Directive
Print the records below word for word, but leave out the pictures.

***

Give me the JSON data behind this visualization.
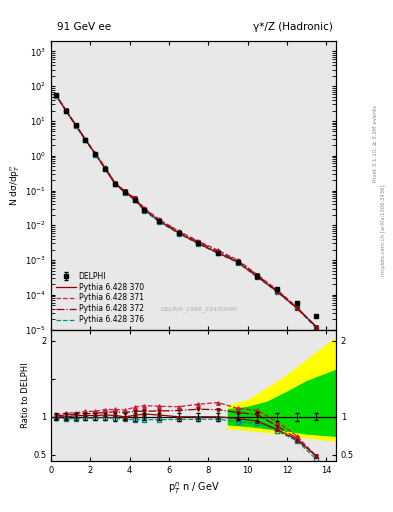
{
  "title_left": "91 GeV ee",
  "title_right": "γ*/Z (Hadronic)",
  "ylabel_main": "N dσ/dp$_T^n$",
  "ylabel_ratio": "Ratio to DELPHI",
  "xlabel": "p$_T^n$ n / GeV",
  "watermark": "DELPHI_1996_S3430090",
  "right_label1": "Rivet 3.1.10; ≥ 3.2M events",
  "right_label2": "mcplots.cern.ch [arXiv:1306.3436]",
  "delphi_x": [
    0.25,
    0.75,
    1.25,
    1.75,
    2.25,
    2.75,
    3.25,
    3.75,
    4.25,
    4.75,
    5.5,
    6.5,
    7.5,
    8.5,
    9.5,
    10.5,
    11.5,
    12.5,
    13.5
  ],
  "delphi_y": [
    55.0,
    20.0,
    7.5,
    2.8,
    1.1,
    0.42,
    0.155,
    0.09,
    0.055,
    0.027,
    0.013,
    0.006,
    0.003,
    0.0016,
    0.0009,
    0.00035,
    0.00015,
    6e-05,
    2.5e-05
  ],
  "delphi_yerr": [
    2.5,
    0.9,
    0.35,
    0.13,
    0.05,
    0.02,
    0.008,
    0.004,
    0.003,
    0.0013,
    0.0006,
    0.0003,
    0.00015,
    8e-05,
    4e-05,
    2e-05,
    8e-06,
    3e-06,
    1.2e-06
  ],
  "py370_x": [
    0.25,
    0.75,
    1.25,
    1.75,
    2.25,
    2.75,
    3.25,
    3.75,
    4.25,
    4.75,
    5.5,
    6.5,
    7.5,
    8.5,
    9.5,
    10.5,
    11.5,
    12.5,
    13.5
  ],
  "py370_y": [
    55.0,
    20.0,
    7.6,
    2.85,
    1.12,
    0.43,
    0.158,
    0.09,
    0.056,
    0.028,
    0.0133,
    0.006,
    0.003,
    0.0016,
    0.00088,
    0.00033,
    0.000125,
    4.2e-05,
    1.2e-05
  ],
  "py371_x": [
    0.25,
    0.75,
    1.25,
    1.75,
    2.25,
    2.75,
    3.25,
    3.75,
    4.25,
    4.75,
    5.5,
    6.5,
    7.5,
    8.5,
    9.5,
    10.5,
    11.5,
    12.5,
    13.5
  ],
  "py371_y": [
    56.5,
    21.0,
    7.9,
    3.0,
    1.18,
    0.46,
    0.17,
    0.098,
    0.062,
    0.031,
    0.0148,
    0.0068,
    0.0035,
    0.0019,
    0.001,
    0.00038,
    0.00014,
    4.5e-05,
    1.2e-05
  ],
  "py372_x": [
    0.25,
    0.75,
    1.25,
    1.75,
    2.25,
    2.75,
    3.25,
    3.75,
    4.25,
    4.75,
    5.5,
    6.5,
    7.5,
    8.5,
    9.5,
    10.5,
    11.5,
    12.5,
    13.5
  ],
  "py372_y": [
    55.5,
    20.5,
    7.75,
    2.92,
    1.15,
    0.445,
    0.165,
    0.095,
    0.059,
    0.029,
    0.014,
    0.0065,
    0.0033,
    0.00175,
    0.00095,
    0.00036,
    0.000132,
    4.3e-05,
    1.2e-05
  ],
  "py376_x": [
    0.25,
    0.75,
    1.25,
    1.75,
    2.25,
    2.75,
    3.25,
    3.75,
    4.25,
    4.75,
    5.5,
    6.5,
    7.5,
    8.5,
    9.5,
    10.5,
    11.5,
    12.5,
    13.5
  ],
  "py376_y": [
    54.0,
    19.5,
    7.3,
    2.75,
    1.08,
    0.415,
    0.152,
    0.087,
    0.053,
    0.026,
    0.0125,
    0.0058,
    0.0029,
    0.00155,
    0.00084,
    0.00032,
    0.000122,
    4.1e-05,
    1.1e-05
  ],
  "color_370": "#8B0000",
  "color_371": "#C41E3A",
  "color_372": "#8B0000",
  "color_376": "#008B8B",
  "color_delphi": "#000000",
  "band_yellow_lo": [
    0.85,
    0.83,
    0.8,
    0.77,
    0.73,
    0.68
  ],
  "band_yellow_hi": [
    1.15,
    1.22,
    1.38,
    1.55,
    1.75,
    2.05
  ],
  "band_green_lo": [
    0.9,
    0.88,
    0.85,
    0.82,
    0.78,
    0.75
  ],
  "band_green_hi": [
    1.1,
    1.13,
    1.2,
    1.33,
    1.47,
    1.62
  ],
  "band_x": [
    9.0,
    10.0,
    11.0,
    12.0,
    13.0,
    14.5
  ],
  "xlim": [
    0.0,
    14.5
  ],
  "ylim_main": [
    1e-05,
    2000
  ],
  "ylim_ratio": [
    0.42,
    2.15
  ],
  "bg_color": "#e8e8e8"
}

***

Output below
Give me the JSON data behind this visualization.
{
  "title_left": "91 GeV ee",
  "title_right": "γ*/Z (Hadronic)",
  "ylabel_main": "N dσ/dp$_T^n$",
  "ylabel_ratio": "Ratio to DELPHI",
  "xlabel": "p$_T^n$ n / GeV",
  "watermark": "DELPHI_1996_S3430090",
  "right_label1": "Rivet 3.1.10; ≥ 3.2M events",
  "right_label2": "mcplots.cern.ch [arXiv:1306.3436]",
  "delphi_x": [
    0.25,
    0.75,
    1.25,
    1.75,
    2.25,
    2.75,
    3.25,
    3.75,
    4.25,
    4.75,
    5.5,
    6.5,
    7.5,
    8.5,
    9.5,
    10.5,
    11.5,
    12.5,
    13.5
  ],
  "delphi_y": [
    55.0,
    20.0,
    7.5,
    2.8,
    1.1,
    0.42,
    0.155,
    0.09,
    0.055,
    0.027,
    0.013,
    0.006,
    0.003,
    0.0016,
    0.0009,
    0.00035,
    0.00015,
    6e-05,
    2.5e-05
  ],
  "delphi_yerr": [
    2.5,
    0.9,
    0.35,
    0.13,
    0.05,
    0.02,
    0.008,
    0.004,
    0.003,
    0.0013,
    0.0006,
    0.0003,
    0.00015,
    8e-05,
    4e-05,
    2e-05,
    8e-06,
    3e-06,
    1.2e-06
  ],
  "py370_x": [
    0.25,
    0.75,
    1.25,
    1.75,
    2.25,
    2.75,
    3.25,
    3.75,
    4.25,
    4.75,
    5.5,
    6.5,
    7.5,
    8.5,
    9.5,
    10.5,
    11.5,
    12.5,
    13.5
  ],
  "py370_y": [
    55.0,
    20.0,
    7.6,
    2.85,
    1.12,
    0.43,
    0.158,
    0.09,
    0.056,
    0.028,
    0.0133,
    0.006,
    0.003,
    0.0016,
    0.00088,
    0.00033,
    0.000125,
    4.2e-05,
    1.2e-05
  ],
  "py371_x": [
    0.25,
    0.75,
    1.25,
    1.75,
    2.25,
    2.75,
    3.25,
    3.75,
    4.25,
    4.75,
    5.5,
    6.5,
    7.5,
    8.5,
    9.5,
    10.5,
    11.5,
    12.5,
    13.5
  ],
  "py371_y": [
    56.5,
    21.0,
    7.9,
    3.0,
    1.18,
    0.46,
    0.17,
    0.098,
    0.062,
    0.031,
    0.0148,
    0.0068,
    0.0035,
    0.0019,
    0.001,
    0.00038,
    0.00014,
    4.5e-05,
    1.2e-05
  ],
  "py372_x": [
    0.25,
    0.75,
    1.25,
    1.75,
    2.25,
    2.75,
    3.25,
    3.75,
    4.25,
    4.75,
    5.5,
    6.5,
    7.5,
    8.5,
    9.5,
    10.5,
    11.5,
    12.5,
    13.5
  ],
  "py372_y": [
    55.5,
    20.5,
    7.75,
    2.92,
    1.15,
    0.445,
    0.165,
    0.095,
    0.059,
    0.029,
    0.014,
    0.0065,
    0.0033,
    0.00175,
    0.00095,
    0.00036,
    0.000132,
    4.3e-05,
    1.2e-05
  ],
  "py376_x": [
    0.25,
    0.75,
    1.25,
    1.75,
    2.25,
    2.75,
    3.25,
    3.75,
    4.25,
    4.75,
    5.5,
    6.5,
    7.5,
    8.5,
    9.5,
    10.5,
    11.5,
    12.5,
    13.5
  ],
  "py376_y": [
    54.0,
    19.5,
    7.3,
    2.75,
    1.08,
    0.415,
    0.152,
    0.087,
    0.053,
    0.026,
    0.0125,
    0.0058,
    0.0029,
    0.00155,
    0.00084,
    0.00032,
    0.000122,
    4.1e-05,
    1.1e-05
  ],
  "color_370": "#8B0000",
  "color_371": "#C41E3A",
  "color_372": "#8B0000",
  "color_376": "#008B8B",
  "color_delphi": "#000000",
  "band_yellow_lo": [
    0.85,
    0.83,
    0.8,
    0.77,
    0.73,
    0.68
  ],
  "band_yellow_hi": [
    1.15,
    1.22,
    1.38,
    1.55,
    1.75,
    2.05
  ],
  "band_green_lo": [
    0.9,
    0.88,
    0.85,
    0.82,
    0.78,
    0.75
  ],
  "band_green_hi": [
    1.1,
    1.13,
    1.2,
    1.33,
    1.47,
    1.62
  ],
  "band_x": [
    9.0,
    10.0,
    11.0,
    12.0,
    13.0,
    14.5
  ],
  "xlim": [
    0.0,
    14.5
  ],
  "ylim_main": [
    1e-05,
    2000
  ],
  "ylim_ratio": [
    0.42,
    2.15
  ],
  "bg_color": "#e8e8e8"
}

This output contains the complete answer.